WHAT NEEDS TO BE DONE: Please copy the data below verbatim, beginning at the line that contains "Polygon shape bbox=[178, 147, 446, 189]" and stopping after the line that contains "Polygon shape bbox=[254, 242, 269, 258]".

DATA SUPPLIED:
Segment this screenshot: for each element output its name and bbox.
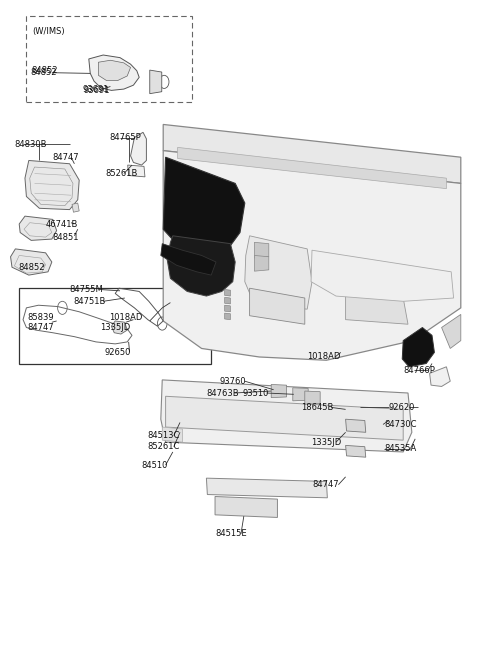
Polygon shape bbox=[178, 147, 446, 189]
Text: 84751B: 84751B bbox=[73, 297, 105, 306]
Text: 84515E: 84515E bbox=[215, 529, 247, 538]
Polygon shape bbox=[131, 132, 146, 165]
Polygon shape bbox=[442, 314, 461, 348]
Text: 18645B: 18645B bbox=[301, 403, 334, 412]
Bar bbox=[19, 288, 211, 364]
Text: 85261B: 85261B bbox=[106, 169, 138, 178]
Polygon shape bbox=[254, 242, 269, 258]
Text: 85839: 85839 bbox=[28, 312, 54, 322]
Polygon shape bbox=[293, 388, 308, 401]
Polygon shape bbox=[163, 157, 245, 259]
Circle shape bbox=[227, 305, 232, 313]
Polygon shape bbox=[161, 244, 216, 275]
Ellipse shape bbox=[188, 253, 217, 283]
Polygon shape bbox=[150, 70, 162, 94]
Text: 84513C: 84513C bbox=[148, 431, 180, 440]
Text: 92650: 92650 bbox=[105, 348, 131, 357]
Bar bbox=[26, 16, 192, 102]
Text: 84765P: 84765P bbox=[109, 133, 141, 142]
Polygon shape bbox=[206, 478, 327, 498]
Text: 1335JD: 1335JD bbox=[100, 323, 130, 332]
Polygon shape bbox=[245, 236, 312, 309]
Polygon shape bbox=[128, 165, 145, 177]
Text: 92620: 92620 bbox=[389, 403, 415, 412]
Polygon shape bbox=[163, 151, 461, 360]
Polygon shape bbox=[346, 419, 366, 432]
Text: 84852: 84852 bbox=[31, 66, 58, 75]
Polygon shape bbox=[25, 160, 79, 210]
Polygon shape bbox=[166, 396, 403, 440]
Polygon shape bbox=[162, 427, 182, 442]
Text: 84852: 84852 bbox=[30, 68, 57, 77]
Polygon shape bbox=[163, 124, 461, 183]
Text: 93691: 93691 bbox=[84, 86, 110, 95]
Polygon shape bbox=[346, 445, 366, 457]
Text: 93691: 93691 bbox=[83, 84, 109, 94]
Text: 84747: 84747 bbox=[312, 480, 338, 489]
Text: 1018AD: 1018AD bbox=[109, 312, 143, 322]
Text: 84730C: 84730C bbox=[384, 420, 417, 429]
Text: 84510: 84510 bbox=[142, 460, 168, 470]
Text: 84830B: 84830B bbox=[14, 140, 47, 149]
Text: 84766P: 84766P bbox=[403, 365, 435, 375]
Text: 84747: 84747 bbox=[53, 153, 79, 162]
Text: 46741B: 46741B bbox=[46, 219, 78, 229]
Polygon shape bbox=[167, 236, 235, 296]
Polygon shape bbox=[72, 203, 79, 212]
Polygon shape bbox=[311, 250, 454, 301]
Polygon shape bbox=[271, 384, 287, 398]
Polygon shape bbox=[19, 216, 57, 240]
Polygon shape bbox=[225, 297, 230, 304]
Polygon shape bbox=[402, 328, 434, 367]
Text: 84851: 84851 bbox=[53, 233, 79, 242]
Polygon shape bbox=[215, 496, 277, 517]
Circle shape bbox=[227, 297, 232, 305]
Text: 84747: 84747 bbox=[28, 323, 54, 332]
Polygon shape bbox=[250, 288, 305, 324]
Text: 84755M: 84755M bbox=[70, 285, 103, 294]
Text: 1018AD: 1018AD bbox=[307, 352, 341, 362]
Text: 84852: 84852 bbox=[18, 263, 45, 272]
Polygon shape bbox=[11, 249, 52, 275]
Text: 84763B: 84763B bbox=[206, 388, 239, 398]
Polygon shape bbox=[305, 391, 320, 404]
Text: 85261C: 85261C bbox=[148, 442, 180, 451]
Text: 1335JD: 1335JD bbox=[311, 438, 341, 447]
Polygon shape bbox=[225, 290, 230, 296]
Polygon shape bbox=[98, 60, 131, 81]
Polygon shape bbox=[225, 313, 230, 320]
Text: 84535A: 84535A bbox=[384, 444, 416, 453]
Polygon shape bbox=[225, 305, 230, 312]
Polygon shape bbox=[346, 288, 408, 324]
Text: 93760: 93760 bbox=[220, 377, 246, 386]
Text: 93510: 93510 bbox=[242, 388, 269, 398]
Polygon shape bbox=[430, 367, 450, 386]
Polygon shape bbox=[89, 55, 139, 90]
Polygon shape bbox=[111, 321, 127, 334]
Polygon shape bbox=[254, 255, 269, 271]
Polygon shape bbox=[161, 380, 412, 452]
Text: (W/IMS): (W/IMS) bbox=[33, 27, 65, 36]
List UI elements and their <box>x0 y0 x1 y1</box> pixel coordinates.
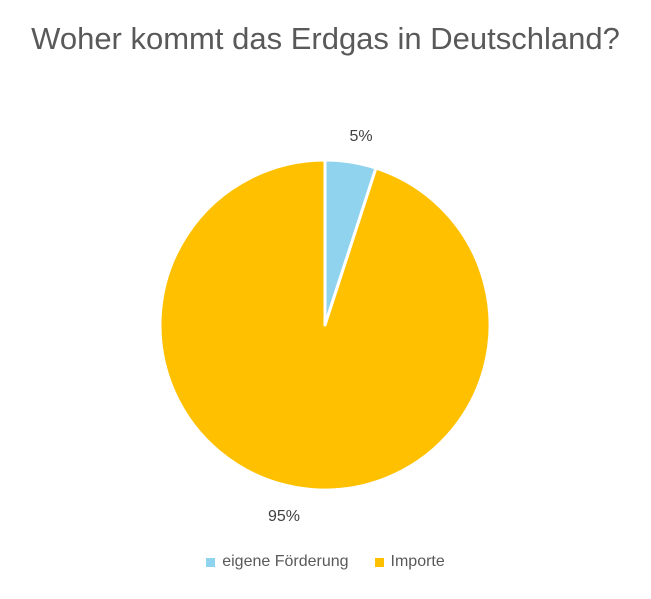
legend-swatch-eigene-foerderung <box>206 557 216 567</box>
data-label-eigene-foerderung: 5% <box>349 128 372 145</box>
chart-title: Woher kommt das Erdgas in Deutschland? <box>31 21 620 56</box>
legend-label-importe: Importe <box>390 553 445 570</box>
legend-item-eigene-foerderung: eigene Förderung <box>206 553 349 571</box>
chart-legend: eigene Förderung Importe <box>0 553 651 571</box>
legend-item-importe: Importe <box>374 553 445 571</box>
legend-swatch-importe <box>374 557 384 567</box>
legend-label-eigene-foerderung: eigene Förderung <box>222 553 349 570</box>
data-label-importe: 95% <box>268 508 300 525</box>
pie-slice-importe <box>158 158 492 492</box>
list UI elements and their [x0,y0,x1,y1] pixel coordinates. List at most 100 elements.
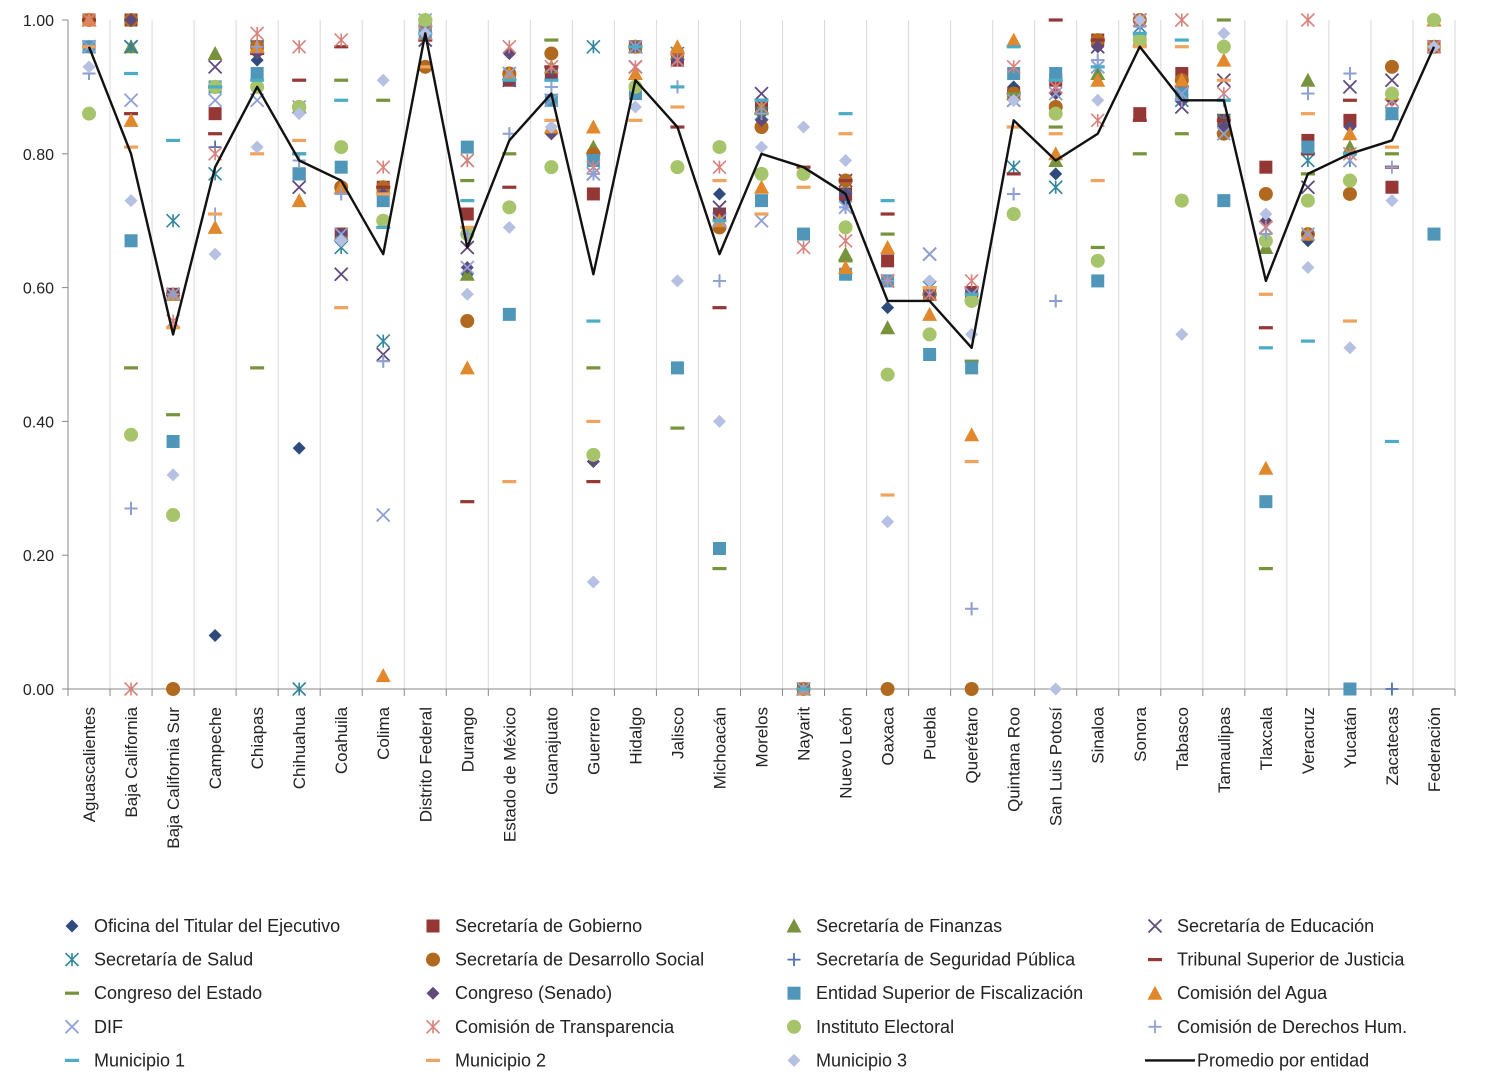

SOLUTION TO THE PROBLEM:
Polygon shape bbox=[178, 147, 446, 189]
Text: 84751B: 84751B bbox=[73, 297, 105, 306]
Text: 84515E: 84515E bbox=[215, 529, 247, 538]
Polygon shape bbox=[131, 132, 146, 165]
Polygon shape bbox=[442, 314, 461, 348]
Text: 18645B: 18645B bbox=[301, 403, 334, 412]
Bar bbox=[19, 288, 211, 364]
Text: 85261B: 85261B bbox=[106, 169, 138, 178]
Polygon shape bbox=[254, 242, 269, 258]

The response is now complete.